Stored dataset items:
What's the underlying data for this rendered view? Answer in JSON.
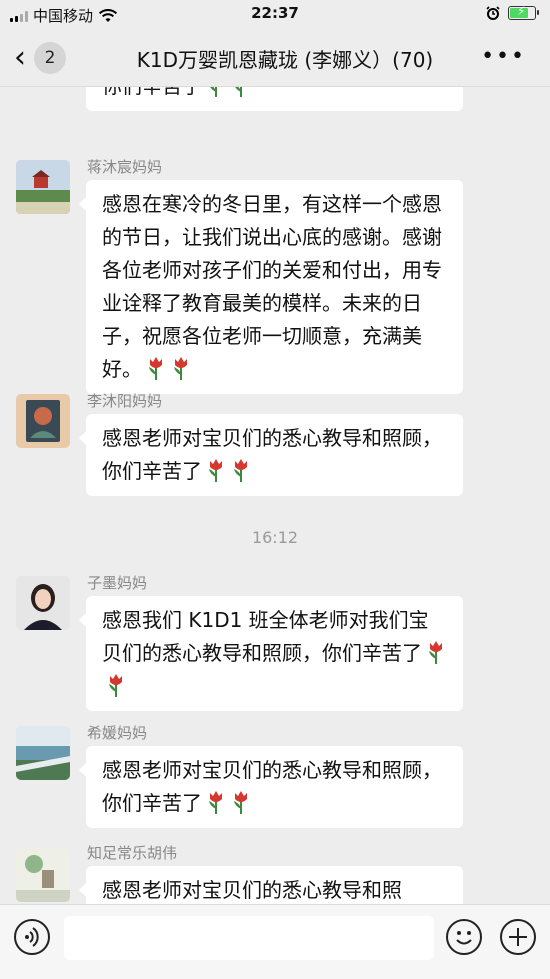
{
  "status_bar": {
    "carrier": "中国移动",
    "time": "22:37"
  },
  "nav": {
    "back_count": "2",
    "title": "K1D万婴凯恩藏珑 (李娜义）(70)"
  },
  "messages": [
    {
      "sender": "",
      "text": "感恩老师对宝贝们的悉心教导和照顾，你们辛苦了",
      "tulips": 2
    },
    {
      "sender": "蒋沐宸妈妈",
      "text": "感恩在寒冷的冬日里，有这样一个感恩的节日，让我们说出心底的感谢。感谢各位老师对孩子们的关爱和付出，用专业诠释了教育最美的模样。未来的日子，祝愿各位老师一切顺意，充满美好。",
      "tulips": 2
    },
    {
      "sender": "李沐阳妈妈",
      "text": "感恩老师对宝贝们的悉心教导和照顾，你们辛苦了",
      "tulips": 2
    },
    {
      "sender": "子墨妈妈",
      "text": "感恩我们 K1D1 班全体老师对我们宝贝们的悉心教导和照顾，你们辛苦了",
      "tulips": 2
    },
    {
      "sender": "希媛妈妈",
      "text": "感恩老师对宝贝们的悉心教导和照顾，你们辛苦了",
      "tulips": 2
    },
    {
      "sender": "知足常乐胡伟",
      "text": "感恩老师对宝贝们的悉心教导和照",
      "tulips": 0
    }
  ],
  "timestamp": "16:12",
  "colors": {
    "background": "#ededed",
    "bubble": "#ffffff",
    "battery": "#4cd964",
    "tulip_red": "#d4382f",
    "tulip_green": "#3d8a3d"
  },
  "icons": [
    "signal-icon",
    "wifi-icon",
    "alarm-icon",
    "battery-icon",
    "back-arrow-icon",
    "more-icon",
    "voice-icon",
    "emoji-icon",
    "plus-icon",
    "tulip-emoji"
  ]
}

* **TO DO**: Quote all the records verbatim, dropping any pictures from your copy.

* **ANSWER TO THIS PROBLEM**:
What's the underlying data for this rendered view? Answer in JSON.
{
  "status_bar": {
    "carrier": "中国移动",
    "time": "22:37"
  },
  "nav": {
    "back_count": "2",
    "title": "K1D万婴凯恩藏珑 (李娜义）(70)"
  },
  "messages": [
    {
      "sender": "",
      "text": "感恩老师对宝贝们的悉心教导和照顾，你们辛苦了",
      "tulips": 2
    },
    {
      "sender": "蒋沐宸妈妈",
      "text": "感恩在寒冷的冬日里，有这样一个感恩的节日，让我们说出心底的感谢。感谢各位老师对孩子们的关爱和付出，用专业诠释了教育最美的模样。未来的日子，祝愿各位老师一切顺意，充满美好。",
      "tulips": 2
    },
    {
      "sender": "李沐阳妈妈",
      "text": "感恩老师对宝贝们的悉心教导和照顾，你们辛苦了",
      "tulips": 2
    },
    {
      "sender": "子墨妈妈",
      "text": "感恩我们 K1D1 班全体老师对我们宝贝们的悉心教导和照顾，你们辛苦了",
      "tulips": 2
    },
    {
      "sender": "希媛妈妈",
      "text": "感恩老师对宝贝们的悉心教导和照顾，你们辛苦了",
      "tulips": 2
    },
    {
      "sender": "知足常乐胡伟",
      "text": "感恩老师对宝贝们的悉心教导和照",
      "tulips": 0
    }
  ],
  "timestamp": "16:12",
  "colors": {
    "background": "#ededed",
    "bubble": "#ffffff",
    "battery": "#4cd964",
    "tulip_red": "#d4382f",
    "tulip_green": "#3d8a3d"
  },
  "icons": [
    "signal-icon",
    "wifi-icon",
    "alarm-icon",
    "battery-icon",
    "back-arrow-icon",
    "more-icon",
    "voice-icon",
    "emoji-icon",
    "plus-icon",
    "tulip-emoji"
  ]
}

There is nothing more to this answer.